Given task | In the records below, find the line containing "Extract the structured"; copy exactly that line and all lines after it to the end, and nothing else.

Supplied records |
====================

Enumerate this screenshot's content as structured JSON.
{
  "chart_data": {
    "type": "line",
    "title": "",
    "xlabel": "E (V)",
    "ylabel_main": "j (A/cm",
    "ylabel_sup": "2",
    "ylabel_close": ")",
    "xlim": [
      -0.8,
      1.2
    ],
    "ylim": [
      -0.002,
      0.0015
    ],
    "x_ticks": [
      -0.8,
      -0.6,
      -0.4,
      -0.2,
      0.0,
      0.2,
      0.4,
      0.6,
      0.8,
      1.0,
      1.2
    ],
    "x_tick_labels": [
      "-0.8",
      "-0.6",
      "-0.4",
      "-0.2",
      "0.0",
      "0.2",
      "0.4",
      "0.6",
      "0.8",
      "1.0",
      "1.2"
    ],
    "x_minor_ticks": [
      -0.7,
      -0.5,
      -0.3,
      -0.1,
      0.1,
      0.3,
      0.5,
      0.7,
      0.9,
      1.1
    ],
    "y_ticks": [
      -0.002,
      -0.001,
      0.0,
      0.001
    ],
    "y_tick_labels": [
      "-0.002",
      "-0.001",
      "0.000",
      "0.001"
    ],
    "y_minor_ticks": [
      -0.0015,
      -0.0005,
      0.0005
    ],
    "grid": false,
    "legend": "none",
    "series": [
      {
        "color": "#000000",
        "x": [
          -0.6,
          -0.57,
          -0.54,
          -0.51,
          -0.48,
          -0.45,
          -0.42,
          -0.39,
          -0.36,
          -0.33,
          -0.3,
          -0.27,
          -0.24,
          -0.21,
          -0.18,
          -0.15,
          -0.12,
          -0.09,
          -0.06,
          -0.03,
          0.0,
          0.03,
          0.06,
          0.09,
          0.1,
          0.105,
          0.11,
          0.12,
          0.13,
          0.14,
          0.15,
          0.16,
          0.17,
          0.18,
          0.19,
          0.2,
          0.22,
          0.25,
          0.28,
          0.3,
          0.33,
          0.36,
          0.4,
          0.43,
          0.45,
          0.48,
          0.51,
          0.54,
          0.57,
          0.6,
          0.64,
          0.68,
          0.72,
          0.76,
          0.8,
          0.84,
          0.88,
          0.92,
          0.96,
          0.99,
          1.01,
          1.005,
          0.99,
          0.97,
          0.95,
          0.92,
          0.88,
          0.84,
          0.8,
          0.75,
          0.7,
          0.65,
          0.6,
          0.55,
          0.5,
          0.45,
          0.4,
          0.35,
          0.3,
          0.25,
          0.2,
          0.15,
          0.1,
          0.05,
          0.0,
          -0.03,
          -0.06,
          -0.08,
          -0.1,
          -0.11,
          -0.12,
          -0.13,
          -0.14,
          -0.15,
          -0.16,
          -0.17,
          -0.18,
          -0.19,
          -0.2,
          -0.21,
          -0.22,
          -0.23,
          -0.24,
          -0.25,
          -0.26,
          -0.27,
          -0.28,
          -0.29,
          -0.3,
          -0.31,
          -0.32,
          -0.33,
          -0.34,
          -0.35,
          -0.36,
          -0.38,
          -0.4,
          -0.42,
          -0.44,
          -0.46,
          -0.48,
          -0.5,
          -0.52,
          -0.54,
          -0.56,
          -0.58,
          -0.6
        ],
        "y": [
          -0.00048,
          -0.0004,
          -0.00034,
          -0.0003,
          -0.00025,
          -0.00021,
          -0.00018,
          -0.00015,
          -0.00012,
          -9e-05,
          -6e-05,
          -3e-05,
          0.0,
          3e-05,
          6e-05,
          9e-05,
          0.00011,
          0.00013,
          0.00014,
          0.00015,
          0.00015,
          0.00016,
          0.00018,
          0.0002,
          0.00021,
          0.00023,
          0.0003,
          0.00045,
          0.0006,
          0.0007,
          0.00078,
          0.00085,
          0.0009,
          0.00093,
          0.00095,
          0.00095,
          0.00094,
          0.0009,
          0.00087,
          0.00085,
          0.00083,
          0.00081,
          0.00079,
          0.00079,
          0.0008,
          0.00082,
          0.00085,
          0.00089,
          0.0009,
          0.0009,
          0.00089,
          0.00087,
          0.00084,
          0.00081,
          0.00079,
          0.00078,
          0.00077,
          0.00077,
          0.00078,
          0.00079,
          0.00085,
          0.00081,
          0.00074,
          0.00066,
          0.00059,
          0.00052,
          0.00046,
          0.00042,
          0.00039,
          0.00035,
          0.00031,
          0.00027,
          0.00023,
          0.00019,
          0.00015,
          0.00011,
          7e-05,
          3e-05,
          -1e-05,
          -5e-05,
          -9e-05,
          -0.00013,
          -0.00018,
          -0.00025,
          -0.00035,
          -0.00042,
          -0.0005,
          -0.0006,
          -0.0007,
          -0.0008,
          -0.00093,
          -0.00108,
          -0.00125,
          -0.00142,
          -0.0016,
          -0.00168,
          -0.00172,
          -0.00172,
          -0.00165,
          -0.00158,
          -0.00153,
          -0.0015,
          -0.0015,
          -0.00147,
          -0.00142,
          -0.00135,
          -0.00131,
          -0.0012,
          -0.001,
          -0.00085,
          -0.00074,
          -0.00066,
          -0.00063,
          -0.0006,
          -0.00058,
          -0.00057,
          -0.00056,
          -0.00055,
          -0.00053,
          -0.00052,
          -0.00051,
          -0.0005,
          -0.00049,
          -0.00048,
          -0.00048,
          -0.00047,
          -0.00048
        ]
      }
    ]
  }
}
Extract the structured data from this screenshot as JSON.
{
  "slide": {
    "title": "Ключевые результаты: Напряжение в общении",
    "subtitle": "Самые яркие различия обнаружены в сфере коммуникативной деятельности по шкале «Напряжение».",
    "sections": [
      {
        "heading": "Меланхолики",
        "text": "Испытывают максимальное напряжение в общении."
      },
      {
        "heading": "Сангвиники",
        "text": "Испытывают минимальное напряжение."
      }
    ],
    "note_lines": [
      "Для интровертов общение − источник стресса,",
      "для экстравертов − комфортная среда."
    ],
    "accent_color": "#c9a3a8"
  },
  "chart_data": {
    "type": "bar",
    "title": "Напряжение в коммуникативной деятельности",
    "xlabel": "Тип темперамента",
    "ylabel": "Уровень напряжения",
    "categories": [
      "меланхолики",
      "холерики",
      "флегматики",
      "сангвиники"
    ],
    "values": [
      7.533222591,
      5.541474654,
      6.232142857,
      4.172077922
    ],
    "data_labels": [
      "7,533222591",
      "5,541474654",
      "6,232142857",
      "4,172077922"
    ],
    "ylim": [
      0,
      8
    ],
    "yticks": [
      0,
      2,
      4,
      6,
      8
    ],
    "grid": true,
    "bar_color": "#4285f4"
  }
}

====================

Response |
Extract the structured data from this screenshot as JSON.
{
  "slide": {
    "title": "Ключевые результаты: Напряжение в общении",
    "subtitle": "Самые яркие различия обнаружены в сфере коммуникативной деятельности по шкале «Напряжение».",
    "sections": [
      {
        "heading": "Меланхолики",
        "text": "Испытывают максимальное напряжение в общении."
      },
      {
        "heading": "Сангвиники",
        "text": "Испытывают минимальное напряжение."
      }
    ],
    "note_lines": [
      "Для интровертов общение − источник стресса,",
      "для экстравертов − комфортная среда."
    ],
    "accent_color": "#c9a3a8"
  },
  "chart_data": {
    "type": "bar",
    "title": "Напряжение в коммуникативной деятельности",
    "xlabel": "Тип темперамента",
    "ylabel": "Уровень напряжения",
    "categories": [
      "меланхолики",
      "холерики",
      "флегматики",
      "сангвиники"
    ],
    "values": [
      7.533222591,
      5.541474654,
      6.232142857,
      4.172077922
    ],
    "data_labels": [
      "7,533222591",
      "5,541474654",
      "6,232142857",
      "4,172077922"
    ],
    "ylim": [
      0,
      8
    ],
    "yticks": [
      0,
      2,
      4,
      6,
      8
    ],
    "grid": true,
    "bar_color": "#4285f4"
  }
}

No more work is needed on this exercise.